> **Collection entries**:
-.-.-
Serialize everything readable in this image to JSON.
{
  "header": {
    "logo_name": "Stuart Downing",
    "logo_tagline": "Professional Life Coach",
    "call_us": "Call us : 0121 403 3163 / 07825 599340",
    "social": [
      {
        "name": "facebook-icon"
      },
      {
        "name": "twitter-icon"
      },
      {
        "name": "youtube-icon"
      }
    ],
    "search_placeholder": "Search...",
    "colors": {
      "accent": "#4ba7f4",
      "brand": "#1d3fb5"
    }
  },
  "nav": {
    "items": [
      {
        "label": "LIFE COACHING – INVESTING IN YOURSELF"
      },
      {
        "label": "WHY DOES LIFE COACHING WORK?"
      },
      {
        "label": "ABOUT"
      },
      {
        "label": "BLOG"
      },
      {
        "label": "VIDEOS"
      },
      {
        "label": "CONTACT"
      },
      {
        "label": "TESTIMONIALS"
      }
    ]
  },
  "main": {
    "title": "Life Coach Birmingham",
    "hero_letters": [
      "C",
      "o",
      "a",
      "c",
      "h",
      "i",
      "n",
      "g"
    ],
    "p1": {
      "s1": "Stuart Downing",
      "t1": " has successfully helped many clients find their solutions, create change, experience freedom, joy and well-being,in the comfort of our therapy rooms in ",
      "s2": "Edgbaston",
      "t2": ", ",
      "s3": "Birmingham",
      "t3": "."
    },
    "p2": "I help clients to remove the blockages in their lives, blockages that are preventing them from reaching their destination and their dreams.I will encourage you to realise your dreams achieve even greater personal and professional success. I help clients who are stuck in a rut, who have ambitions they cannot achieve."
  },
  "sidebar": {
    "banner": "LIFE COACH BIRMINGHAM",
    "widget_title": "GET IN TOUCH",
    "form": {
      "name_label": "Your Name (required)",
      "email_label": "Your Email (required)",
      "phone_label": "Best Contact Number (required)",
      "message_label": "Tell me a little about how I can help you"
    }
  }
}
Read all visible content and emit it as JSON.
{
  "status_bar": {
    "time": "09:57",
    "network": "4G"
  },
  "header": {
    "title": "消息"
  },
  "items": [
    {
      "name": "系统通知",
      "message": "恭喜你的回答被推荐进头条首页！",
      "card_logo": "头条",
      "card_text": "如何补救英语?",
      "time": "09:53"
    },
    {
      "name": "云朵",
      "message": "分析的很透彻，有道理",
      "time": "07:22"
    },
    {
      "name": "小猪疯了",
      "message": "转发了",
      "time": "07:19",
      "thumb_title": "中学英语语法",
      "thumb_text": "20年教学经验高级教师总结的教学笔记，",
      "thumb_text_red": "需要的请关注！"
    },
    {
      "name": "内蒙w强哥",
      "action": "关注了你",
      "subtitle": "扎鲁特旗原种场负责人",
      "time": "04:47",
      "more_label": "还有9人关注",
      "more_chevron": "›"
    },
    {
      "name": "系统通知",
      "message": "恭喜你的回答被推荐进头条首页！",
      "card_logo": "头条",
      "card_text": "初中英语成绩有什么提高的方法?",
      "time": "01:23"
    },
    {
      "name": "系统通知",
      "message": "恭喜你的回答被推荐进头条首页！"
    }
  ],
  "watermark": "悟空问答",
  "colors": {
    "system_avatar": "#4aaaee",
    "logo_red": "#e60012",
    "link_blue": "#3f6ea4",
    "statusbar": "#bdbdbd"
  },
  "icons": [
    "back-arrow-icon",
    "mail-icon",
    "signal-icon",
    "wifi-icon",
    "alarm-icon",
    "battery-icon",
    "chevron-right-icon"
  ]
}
-.-.-
> **Problem to work on**: Show the lines from the data above that contain the string "required".

> **Exercise output**:
      "name_label": "Your Name (required)",
      "email_label": "Your Email (required)",
      "phone_label": "Best Contact Number (required)",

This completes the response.